> _EXERCISE DETAILS_
Consider the data that follows and state how many lines contain the string "Specifying", using the number alone.

> _Stored data_
★ ★ ★ ★ ★

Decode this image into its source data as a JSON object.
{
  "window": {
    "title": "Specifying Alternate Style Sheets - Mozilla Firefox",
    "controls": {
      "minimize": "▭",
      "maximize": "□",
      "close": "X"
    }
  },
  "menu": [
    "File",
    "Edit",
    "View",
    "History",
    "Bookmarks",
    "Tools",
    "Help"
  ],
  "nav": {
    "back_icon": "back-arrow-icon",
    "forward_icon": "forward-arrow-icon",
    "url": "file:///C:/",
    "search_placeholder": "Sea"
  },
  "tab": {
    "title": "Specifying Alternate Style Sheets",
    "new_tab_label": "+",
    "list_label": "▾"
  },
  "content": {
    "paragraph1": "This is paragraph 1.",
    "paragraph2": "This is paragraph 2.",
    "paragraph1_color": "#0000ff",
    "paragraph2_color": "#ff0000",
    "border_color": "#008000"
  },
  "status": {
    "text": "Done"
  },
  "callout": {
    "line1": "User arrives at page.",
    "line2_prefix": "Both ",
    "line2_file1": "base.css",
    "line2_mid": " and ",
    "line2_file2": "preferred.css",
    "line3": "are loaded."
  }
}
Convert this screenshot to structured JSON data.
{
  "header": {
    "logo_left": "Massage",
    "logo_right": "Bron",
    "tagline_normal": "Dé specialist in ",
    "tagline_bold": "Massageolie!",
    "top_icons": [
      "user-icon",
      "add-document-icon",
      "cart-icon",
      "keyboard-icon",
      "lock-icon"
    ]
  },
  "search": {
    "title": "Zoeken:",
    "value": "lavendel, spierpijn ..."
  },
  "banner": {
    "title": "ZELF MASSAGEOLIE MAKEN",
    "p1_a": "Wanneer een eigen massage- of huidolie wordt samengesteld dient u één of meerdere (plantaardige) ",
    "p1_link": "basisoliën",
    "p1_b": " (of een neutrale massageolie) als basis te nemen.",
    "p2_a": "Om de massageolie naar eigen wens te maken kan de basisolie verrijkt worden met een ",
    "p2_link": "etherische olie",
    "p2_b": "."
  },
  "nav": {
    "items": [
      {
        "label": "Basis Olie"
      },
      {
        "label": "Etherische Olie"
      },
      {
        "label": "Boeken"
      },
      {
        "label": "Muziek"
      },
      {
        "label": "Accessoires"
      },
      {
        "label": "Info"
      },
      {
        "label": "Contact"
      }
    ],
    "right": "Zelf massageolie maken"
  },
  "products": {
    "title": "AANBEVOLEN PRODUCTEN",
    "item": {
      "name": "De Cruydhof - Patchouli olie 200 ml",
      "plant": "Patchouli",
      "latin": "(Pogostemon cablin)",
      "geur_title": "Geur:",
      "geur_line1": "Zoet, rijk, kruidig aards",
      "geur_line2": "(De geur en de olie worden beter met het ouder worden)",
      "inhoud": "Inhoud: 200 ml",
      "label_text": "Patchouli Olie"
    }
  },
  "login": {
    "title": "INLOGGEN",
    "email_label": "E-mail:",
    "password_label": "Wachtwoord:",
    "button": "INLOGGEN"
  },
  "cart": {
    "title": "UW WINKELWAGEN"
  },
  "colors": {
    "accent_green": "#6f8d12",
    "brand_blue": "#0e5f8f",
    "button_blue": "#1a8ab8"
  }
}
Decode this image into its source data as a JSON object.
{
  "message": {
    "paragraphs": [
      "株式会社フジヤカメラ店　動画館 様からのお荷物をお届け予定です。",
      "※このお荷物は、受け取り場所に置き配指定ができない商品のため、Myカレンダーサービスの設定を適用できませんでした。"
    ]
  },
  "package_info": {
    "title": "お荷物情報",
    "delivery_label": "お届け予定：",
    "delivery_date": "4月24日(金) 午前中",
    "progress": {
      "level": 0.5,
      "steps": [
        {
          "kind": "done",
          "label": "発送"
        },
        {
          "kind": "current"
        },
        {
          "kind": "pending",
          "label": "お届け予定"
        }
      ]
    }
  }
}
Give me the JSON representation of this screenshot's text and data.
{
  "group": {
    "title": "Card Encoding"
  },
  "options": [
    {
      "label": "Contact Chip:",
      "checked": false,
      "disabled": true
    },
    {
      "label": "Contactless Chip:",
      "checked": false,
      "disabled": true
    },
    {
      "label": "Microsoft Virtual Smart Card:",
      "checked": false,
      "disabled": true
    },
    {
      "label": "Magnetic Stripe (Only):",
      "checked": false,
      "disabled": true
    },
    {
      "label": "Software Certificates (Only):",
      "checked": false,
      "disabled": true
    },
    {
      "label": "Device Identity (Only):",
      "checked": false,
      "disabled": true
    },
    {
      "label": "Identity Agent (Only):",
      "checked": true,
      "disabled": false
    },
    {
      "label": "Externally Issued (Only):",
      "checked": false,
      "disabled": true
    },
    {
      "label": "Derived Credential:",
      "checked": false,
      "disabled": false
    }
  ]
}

★ ★ ★ ★ ★

> _REPLY_
2